Layout element annotations
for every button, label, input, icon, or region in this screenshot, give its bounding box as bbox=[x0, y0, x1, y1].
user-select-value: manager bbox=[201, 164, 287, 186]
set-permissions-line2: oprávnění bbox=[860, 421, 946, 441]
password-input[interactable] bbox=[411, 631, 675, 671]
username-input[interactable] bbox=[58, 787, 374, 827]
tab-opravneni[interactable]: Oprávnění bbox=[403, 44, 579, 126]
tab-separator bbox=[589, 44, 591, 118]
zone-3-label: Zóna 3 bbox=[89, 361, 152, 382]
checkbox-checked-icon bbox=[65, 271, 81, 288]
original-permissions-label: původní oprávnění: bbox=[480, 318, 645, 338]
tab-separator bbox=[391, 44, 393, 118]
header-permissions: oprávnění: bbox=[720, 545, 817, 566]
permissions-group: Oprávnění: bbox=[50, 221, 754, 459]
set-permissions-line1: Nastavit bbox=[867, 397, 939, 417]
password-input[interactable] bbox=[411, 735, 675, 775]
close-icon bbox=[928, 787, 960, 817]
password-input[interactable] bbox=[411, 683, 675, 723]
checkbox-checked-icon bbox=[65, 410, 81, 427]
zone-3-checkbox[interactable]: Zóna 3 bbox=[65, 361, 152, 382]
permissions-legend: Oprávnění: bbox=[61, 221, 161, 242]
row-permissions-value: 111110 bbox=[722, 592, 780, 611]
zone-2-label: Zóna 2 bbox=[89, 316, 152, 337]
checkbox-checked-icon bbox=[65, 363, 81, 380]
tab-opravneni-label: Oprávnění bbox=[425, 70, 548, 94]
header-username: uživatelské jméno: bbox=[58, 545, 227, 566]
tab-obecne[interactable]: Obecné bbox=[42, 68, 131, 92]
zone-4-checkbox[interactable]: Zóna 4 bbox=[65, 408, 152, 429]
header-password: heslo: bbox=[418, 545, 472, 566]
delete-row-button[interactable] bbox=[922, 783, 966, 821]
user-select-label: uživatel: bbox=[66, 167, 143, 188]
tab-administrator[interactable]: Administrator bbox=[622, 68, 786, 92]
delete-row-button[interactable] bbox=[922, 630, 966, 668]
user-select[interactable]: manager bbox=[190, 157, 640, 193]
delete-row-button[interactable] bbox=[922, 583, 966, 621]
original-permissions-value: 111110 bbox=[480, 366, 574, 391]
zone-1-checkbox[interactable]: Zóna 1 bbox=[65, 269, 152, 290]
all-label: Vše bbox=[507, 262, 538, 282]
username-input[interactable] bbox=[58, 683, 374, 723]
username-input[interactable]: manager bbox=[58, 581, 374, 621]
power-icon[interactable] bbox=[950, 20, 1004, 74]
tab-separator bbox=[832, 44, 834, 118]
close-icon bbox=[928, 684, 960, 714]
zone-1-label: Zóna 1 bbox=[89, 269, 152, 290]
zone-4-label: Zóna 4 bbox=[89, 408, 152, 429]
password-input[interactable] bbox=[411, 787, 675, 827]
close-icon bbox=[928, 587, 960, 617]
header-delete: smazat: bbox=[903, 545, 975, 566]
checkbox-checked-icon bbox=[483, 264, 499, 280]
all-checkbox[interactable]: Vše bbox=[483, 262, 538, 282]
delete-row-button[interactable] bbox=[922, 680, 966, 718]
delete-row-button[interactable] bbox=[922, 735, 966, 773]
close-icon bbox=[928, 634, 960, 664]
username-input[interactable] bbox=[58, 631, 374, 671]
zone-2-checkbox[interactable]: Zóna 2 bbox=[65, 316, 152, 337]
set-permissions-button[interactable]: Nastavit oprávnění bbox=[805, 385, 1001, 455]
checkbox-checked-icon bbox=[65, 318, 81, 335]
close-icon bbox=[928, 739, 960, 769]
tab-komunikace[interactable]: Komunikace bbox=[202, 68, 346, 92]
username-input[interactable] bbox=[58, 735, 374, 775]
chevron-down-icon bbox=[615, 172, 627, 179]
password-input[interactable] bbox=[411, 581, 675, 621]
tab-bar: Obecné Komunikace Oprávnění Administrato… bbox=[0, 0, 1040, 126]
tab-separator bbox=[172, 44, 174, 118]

■ **Work instructions**
Copy the lines word for word, starting from the first line and ending with the line "tab-separator bbox=[589, 44, 591, 118]", with both ends included.

■ **Answer to the task**
for every button, label, input, icon, or region in this screenshot, give its bounding box as bbox=[x0, y0, x1, y1].
user-select-value: manager bbox=[201, 164, 287, 186]
set-permissions-line2: oprávnění bbox=[860, 421, 946, 441]
password-input[interactable] bbox=[411, 631, 675, 671]
username-input[interactable] bbox=[58, 787, 374, 827]
tab-opravneni[interactable]: Oprávnění bbox=[403, 44, 579, 126]
tab-separator bbox=[589, 44, 591, 118]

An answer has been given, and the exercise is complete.